---- EXERCISE TEXT

Enthusiasts of one particular car make are really only certain of three things: their chosen brand is the best, the people who prefer some other brand are drooling sub-morons, and there’s no way in hell they’d ever drive a Saturn. Every brand has its share of the aforementioned drooling morons, but is there any way to tell who has the most?
There just might be, and it’s simpler than you’d think. This method isn’t exactly the most rigorous, strictly scientific method, but I’d be lying if I said it wasn’t at least an interesting concept. The essence of this quantitative-moron-evaluation system is based on a surprisingly common misspelling of the word “bumper.”
I can’t take credit for this theory or these results. A Jalopnik reader named Jason Barker developed the system and ran the initial tests, then provided me with the results. Here’s what he did: he searched Google using this search criteria:
[car company name] + “bumber”

--------

» **PROBLEMS TO SOLVE**
a) In the article about car-brand enthusiasts, who developed the system for counting morons?
b) Please go on with the article about car-brand enthusiasts, picking up after its last line.

---- DATASET CONTENT

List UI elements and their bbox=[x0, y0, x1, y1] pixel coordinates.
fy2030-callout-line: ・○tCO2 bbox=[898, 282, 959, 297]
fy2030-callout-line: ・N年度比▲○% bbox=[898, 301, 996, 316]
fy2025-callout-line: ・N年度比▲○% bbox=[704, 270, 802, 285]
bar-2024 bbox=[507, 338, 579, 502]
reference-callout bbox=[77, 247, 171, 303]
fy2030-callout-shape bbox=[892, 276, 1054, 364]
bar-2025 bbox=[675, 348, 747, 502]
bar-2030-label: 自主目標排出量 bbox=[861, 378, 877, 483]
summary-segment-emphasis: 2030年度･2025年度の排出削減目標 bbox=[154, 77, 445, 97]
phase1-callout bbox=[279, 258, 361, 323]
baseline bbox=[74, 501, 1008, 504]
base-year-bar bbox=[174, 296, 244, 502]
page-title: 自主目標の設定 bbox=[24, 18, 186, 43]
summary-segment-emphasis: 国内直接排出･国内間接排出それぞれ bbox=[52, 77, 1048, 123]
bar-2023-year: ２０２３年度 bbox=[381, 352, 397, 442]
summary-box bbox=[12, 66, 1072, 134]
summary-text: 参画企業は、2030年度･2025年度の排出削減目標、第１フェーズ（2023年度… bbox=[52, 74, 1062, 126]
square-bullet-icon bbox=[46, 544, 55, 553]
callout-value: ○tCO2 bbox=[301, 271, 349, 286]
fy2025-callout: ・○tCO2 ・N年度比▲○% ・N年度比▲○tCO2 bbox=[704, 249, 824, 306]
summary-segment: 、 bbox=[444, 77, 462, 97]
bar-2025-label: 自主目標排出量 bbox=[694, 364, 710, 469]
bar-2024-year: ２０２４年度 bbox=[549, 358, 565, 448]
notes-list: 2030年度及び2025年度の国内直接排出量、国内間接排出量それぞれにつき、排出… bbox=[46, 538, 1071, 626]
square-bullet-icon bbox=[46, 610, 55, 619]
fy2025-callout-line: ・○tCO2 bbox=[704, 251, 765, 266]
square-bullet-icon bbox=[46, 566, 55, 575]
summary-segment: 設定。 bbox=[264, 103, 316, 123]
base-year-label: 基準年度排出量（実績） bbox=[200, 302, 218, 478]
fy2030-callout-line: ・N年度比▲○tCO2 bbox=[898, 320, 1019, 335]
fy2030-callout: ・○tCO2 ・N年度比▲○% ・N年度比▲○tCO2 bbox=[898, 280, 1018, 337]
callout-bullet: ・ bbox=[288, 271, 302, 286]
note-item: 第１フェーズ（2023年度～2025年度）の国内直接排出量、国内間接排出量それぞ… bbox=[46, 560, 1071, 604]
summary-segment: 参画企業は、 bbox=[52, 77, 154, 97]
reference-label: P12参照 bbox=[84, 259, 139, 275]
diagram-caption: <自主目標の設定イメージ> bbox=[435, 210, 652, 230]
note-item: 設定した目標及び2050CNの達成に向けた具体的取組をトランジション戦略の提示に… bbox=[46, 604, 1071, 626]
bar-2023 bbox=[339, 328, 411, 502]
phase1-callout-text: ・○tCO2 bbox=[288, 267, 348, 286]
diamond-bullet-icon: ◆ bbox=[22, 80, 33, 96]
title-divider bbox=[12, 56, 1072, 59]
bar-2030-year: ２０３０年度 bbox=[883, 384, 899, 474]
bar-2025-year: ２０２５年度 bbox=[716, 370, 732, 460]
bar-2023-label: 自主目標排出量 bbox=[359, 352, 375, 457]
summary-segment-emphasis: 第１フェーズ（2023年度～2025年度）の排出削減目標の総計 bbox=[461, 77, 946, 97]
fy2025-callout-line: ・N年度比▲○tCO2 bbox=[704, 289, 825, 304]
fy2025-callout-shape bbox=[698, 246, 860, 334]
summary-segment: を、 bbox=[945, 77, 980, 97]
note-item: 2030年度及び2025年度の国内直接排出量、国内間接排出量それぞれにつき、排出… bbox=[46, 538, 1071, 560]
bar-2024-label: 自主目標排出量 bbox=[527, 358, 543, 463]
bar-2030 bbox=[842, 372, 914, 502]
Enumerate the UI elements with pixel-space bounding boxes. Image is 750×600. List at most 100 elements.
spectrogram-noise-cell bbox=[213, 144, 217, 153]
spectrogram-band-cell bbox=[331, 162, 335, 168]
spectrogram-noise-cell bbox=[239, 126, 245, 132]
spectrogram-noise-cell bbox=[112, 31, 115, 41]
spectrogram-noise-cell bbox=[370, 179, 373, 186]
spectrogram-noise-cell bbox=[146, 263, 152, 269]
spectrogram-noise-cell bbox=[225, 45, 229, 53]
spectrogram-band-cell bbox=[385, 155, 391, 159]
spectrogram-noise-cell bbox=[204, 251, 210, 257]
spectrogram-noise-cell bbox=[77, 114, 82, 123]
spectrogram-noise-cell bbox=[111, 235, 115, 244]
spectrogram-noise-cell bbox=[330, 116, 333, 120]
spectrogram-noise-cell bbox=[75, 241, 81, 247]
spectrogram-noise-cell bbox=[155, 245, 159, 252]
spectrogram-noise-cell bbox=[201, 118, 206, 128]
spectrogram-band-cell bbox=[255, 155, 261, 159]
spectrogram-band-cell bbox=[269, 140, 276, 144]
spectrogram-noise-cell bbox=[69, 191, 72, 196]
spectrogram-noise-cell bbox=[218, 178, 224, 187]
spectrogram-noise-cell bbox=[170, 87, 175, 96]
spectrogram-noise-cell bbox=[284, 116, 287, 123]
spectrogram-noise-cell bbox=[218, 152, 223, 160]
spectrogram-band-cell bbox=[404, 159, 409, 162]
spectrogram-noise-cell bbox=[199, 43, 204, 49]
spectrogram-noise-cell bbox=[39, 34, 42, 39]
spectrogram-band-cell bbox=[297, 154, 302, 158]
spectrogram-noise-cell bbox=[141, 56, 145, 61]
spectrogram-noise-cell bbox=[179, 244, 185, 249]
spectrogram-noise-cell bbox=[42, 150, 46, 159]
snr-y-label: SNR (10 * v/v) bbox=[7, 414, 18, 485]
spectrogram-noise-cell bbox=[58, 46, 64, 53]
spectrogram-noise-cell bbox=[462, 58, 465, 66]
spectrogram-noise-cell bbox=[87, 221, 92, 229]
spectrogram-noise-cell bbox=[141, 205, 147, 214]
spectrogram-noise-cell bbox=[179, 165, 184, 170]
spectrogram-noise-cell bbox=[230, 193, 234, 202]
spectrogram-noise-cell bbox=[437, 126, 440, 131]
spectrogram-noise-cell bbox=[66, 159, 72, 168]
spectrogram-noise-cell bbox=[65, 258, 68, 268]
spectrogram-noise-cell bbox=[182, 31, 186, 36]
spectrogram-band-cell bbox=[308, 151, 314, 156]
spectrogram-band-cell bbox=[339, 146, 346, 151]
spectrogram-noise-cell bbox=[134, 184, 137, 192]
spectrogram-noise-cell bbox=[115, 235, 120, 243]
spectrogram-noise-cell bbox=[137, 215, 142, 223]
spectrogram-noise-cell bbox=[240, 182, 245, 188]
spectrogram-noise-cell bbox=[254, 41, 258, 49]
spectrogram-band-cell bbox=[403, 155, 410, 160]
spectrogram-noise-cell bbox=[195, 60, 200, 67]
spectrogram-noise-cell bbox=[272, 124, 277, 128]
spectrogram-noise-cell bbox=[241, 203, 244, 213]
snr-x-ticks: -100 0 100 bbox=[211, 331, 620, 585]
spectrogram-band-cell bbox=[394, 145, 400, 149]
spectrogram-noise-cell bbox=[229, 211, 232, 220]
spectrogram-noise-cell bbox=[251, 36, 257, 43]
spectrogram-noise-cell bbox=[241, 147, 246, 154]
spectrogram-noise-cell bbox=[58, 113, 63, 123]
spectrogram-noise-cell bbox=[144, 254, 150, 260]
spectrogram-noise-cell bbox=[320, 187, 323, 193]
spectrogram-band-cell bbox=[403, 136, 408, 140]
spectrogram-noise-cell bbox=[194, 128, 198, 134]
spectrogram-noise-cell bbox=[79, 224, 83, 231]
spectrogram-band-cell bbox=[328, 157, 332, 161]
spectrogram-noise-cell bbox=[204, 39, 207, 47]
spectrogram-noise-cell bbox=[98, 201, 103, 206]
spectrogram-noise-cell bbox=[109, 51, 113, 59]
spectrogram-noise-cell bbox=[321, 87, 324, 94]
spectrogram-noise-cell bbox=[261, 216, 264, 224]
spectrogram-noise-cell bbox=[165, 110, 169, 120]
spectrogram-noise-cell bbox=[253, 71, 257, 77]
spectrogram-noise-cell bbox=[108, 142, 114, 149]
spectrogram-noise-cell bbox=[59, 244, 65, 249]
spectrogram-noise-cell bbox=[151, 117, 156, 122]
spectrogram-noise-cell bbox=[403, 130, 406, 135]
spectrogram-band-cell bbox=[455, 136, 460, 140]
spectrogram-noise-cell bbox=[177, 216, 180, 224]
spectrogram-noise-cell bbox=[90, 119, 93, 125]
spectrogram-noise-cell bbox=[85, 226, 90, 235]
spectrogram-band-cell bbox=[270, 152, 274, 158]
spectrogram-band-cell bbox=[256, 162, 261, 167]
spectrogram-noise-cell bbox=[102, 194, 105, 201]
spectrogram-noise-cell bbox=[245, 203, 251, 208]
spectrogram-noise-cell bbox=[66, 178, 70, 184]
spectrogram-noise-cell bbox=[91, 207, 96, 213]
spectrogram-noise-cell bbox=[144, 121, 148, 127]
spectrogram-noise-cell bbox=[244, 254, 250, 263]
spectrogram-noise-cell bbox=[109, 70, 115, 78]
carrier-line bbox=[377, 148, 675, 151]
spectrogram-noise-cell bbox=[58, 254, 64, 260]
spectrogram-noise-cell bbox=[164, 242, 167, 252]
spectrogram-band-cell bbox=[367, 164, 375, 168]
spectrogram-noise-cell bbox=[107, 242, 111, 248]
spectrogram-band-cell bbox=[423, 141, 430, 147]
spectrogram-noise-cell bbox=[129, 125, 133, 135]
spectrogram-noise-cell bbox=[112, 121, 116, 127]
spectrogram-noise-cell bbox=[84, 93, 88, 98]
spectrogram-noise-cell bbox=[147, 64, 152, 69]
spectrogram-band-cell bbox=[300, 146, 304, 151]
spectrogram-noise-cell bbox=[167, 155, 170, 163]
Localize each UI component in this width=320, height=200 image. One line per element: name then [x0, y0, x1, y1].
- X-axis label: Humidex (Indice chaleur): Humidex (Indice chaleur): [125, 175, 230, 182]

--------

» **RESPONSES**
a) A Jalopnik reader named Jason Barker.

b)
The key, of course, is the non-word “bumber.” I didn’t realize this, but it is a truly alarmingly common misspelling of “bumper.” It’s so common people are asking sources on the web what the words “bumber” and “bumber sticker” means, because they’ve seen it used so often that they can’t believe it’s just a misspelling of “bumper.”
This site estimates that at least 3% of people searching for “bumper sticker” use “bumber sticker.” That’s a lot of people.
And, importantly, “bumber” isn’t a simple typo like “teh” or “pron.” Look at your keyboard – the ‘B’ and ‘P’ keys aren’t anywhere near one another. If someone is typing “bumber,” it seems to be intentional.
How this happens, I have no idea. Have they never seen the word “bumper” in print? I mean, it’s not like “bumper” is such an exotic car part term; it’s named exactly after what it does: bump. Really, “bumper” is an incredibly simple, almost childish name for something, like if we called the accelerator pedal the “goer” or the headlights the “lighters.”
It also doesn’t seem to be a word in any major language, so proficiency in English doesn’t seem to be a huge factor, though it may well be at play. The ‘B’ and ‘P’ sounds are both stop consonants, or plosives, where the lips close to stop airflow. The big difference is that ‘b’ is vocalized and ‘p’ is not (but it is aspirated), and in practice the two sounds are fairly distinct.
I mean, how often do English speakers confuse ‘lumber’ with ‘lumper?’ Or, bat/pat, or nap/nab or whatever? ‘Bumber’ is weird, right?
So, yeah, I get why Mr. Barker would equate the usage of “bumber” with someone who is, um, maybe not the brightest bulb in the taillight.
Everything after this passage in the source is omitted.